State only how many lines below include the string "code".

(Dataset records)
◇ ◇ ◇ ◇ ◇

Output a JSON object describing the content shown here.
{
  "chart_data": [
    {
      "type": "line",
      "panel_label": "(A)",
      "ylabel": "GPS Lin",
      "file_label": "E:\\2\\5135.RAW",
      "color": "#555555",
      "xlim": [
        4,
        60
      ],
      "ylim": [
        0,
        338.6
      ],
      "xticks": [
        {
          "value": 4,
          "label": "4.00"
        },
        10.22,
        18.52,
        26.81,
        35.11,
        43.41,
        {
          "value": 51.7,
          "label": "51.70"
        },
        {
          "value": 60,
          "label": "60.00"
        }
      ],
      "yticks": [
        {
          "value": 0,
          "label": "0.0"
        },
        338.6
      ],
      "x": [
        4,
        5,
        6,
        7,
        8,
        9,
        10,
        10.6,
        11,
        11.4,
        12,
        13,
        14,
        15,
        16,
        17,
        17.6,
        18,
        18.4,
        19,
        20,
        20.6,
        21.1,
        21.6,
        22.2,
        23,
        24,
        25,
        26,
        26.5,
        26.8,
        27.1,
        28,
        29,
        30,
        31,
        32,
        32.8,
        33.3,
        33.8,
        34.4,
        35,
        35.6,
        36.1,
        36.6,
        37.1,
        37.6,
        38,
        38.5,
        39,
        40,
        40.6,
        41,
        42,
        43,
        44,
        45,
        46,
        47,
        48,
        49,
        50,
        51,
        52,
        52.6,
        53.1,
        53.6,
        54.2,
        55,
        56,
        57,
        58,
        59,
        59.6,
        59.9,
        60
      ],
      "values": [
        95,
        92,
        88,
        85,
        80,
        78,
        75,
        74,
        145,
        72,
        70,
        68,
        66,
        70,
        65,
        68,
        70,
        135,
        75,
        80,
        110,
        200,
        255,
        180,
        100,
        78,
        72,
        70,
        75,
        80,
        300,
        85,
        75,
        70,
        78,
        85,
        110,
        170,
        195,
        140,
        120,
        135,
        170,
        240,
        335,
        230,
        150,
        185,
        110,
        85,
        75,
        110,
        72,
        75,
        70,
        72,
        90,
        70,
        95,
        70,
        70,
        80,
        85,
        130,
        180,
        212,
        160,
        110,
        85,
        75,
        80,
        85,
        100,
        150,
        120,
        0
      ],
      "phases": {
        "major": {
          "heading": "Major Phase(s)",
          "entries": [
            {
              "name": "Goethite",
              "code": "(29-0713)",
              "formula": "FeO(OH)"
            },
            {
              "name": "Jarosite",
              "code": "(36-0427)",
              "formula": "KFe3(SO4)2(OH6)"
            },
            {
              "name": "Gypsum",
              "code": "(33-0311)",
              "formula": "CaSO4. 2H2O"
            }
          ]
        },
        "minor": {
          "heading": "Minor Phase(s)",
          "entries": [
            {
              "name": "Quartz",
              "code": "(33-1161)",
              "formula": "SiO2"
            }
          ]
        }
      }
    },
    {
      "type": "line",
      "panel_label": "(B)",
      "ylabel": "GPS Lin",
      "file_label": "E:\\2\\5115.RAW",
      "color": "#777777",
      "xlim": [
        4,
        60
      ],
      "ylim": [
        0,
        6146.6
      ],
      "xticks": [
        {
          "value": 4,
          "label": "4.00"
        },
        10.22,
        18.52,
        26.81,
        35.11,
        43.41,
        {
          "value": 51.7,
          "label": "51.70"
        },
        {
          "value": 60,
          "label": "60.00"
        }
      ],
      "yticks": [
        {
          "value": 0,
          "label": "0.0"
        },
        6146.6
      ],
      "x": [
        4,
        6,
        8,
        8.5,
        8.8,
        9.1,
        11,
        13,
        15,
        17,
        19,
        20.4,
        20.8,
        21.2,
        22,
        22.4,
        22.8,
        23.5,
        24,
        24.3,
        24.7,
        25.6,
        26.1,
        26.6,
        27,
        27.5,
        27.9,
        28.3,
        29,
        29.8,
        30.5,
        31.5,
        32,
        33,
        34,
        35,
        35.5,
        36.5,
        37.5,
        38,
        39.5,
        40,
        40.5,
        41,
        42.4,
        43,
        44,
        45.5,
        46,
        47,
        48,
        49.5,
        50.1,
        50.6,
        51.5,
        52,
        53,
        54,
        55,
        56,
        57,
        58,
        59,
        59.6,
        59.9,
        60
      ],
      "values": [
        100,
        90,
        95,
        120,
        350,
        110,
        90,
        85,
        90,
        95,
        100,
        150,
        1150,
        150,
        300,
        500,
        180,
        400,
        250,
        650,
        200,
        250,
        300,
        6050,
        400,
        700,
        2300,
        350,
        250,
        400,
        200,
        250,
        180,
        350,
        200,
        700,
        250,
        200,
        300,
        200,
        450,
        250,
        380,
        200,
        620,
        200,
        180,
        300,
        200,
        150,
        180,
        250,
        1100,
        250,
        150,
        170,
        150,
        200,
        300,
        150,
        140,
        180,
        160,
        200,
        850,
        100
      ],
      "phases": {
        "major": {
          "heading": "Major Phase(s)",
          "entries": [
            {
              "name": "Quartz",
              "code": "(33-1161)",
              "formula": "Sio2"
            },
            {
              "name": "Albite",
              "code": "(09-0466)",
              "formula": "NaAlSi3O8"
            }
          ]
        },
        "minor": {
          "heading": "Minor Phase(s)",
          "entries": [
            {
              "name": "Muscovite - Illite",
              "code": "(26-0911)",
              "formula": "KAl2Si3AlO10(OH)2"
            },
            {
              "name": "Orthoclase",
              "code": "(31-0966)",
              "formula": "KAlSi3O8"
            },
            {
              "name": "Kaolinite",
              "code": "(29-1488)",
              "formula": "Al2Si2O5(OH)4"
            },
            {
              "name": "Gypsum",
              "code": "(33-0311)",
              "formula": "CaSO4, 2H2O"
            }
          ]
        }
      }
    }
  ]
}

◇ ◇ ◇ ◇ ◇

■ Exercise answer
10